BEGIN

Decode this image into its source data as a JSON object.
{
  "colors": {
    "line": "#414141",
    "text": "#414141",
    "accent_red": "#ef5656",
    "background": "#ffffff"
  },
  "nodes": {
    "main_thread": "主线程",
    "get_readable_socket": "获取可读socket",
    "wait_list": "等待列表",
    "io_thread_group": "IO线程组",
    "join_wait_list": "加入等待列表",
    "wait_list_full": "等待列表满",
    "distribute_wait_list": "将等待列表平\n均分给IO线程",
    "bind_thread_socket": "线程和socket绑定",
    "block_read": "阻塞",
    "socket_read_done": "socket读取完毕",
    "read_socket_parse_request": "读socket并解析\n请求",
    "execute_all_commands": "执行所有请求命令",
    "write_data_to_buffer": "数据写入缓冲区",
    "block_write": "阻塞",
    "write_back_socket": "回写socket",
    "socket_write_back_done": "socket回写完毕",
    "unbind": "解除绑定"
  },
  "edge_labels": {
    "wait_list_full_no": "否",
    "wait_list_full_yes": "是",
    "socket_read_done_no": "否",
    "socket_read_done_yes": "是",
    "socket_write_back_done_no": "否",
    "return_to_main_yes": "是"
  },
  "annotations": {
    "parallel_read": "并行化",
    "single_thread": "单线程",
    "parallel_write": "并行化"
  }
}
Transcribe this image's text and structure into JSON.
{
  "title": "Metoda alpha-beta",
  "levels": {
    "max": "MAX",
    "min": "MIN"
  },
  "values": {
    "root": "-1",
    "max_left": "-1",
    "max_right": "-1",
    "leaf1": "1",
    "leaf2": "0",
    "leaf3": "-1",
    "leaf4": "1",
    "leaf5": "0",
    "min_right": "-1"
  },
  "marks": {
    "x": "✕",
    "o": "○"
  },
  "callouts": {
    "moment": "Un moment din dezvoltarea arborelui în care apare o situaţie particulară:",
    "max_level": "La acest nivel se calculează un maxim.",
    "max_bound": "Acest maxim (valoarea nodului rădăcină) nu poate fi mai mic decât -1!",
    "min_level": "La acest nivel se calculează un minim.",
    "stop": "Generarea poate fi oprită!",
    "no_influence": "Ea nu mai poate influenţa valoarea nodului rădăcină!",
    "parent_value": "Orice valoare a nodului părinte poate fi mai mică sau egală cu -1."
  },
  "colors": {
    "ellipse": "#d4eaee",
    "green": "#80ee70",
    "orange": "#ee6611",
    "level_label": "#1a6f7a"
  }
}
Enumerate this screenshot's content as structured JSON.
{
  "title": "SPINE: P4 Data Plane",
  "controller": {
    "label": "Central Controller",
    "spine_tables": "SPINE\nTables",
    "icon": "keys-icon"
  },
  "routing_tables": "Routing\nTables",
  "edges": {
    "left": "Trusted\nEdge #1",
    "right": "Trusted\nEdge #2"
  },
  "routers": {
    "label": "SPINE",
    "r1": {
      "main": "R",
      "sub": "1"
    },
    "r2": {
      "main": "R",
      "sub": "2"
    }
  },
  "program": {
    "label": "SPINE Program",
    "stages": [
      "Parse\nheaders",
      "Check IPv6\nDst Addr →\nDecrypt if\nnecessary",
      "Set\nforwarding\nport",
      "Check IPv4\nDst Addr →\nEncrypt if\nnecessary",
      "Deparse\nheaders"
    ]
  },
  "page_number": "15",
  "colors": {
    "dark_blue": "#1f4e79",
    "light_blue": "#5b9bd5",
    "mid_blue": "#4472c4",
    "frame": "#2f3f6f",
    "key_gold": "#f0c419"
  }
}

END

Exercise goal: Write out every line of the listing that holds the word "Addr".

Task solution:
      "Check IPv6\nDst Addr →\nDecrypt if\nnecessary",
      "Check IPv4\nDst Addr →\nEncrypt if\nnecessary",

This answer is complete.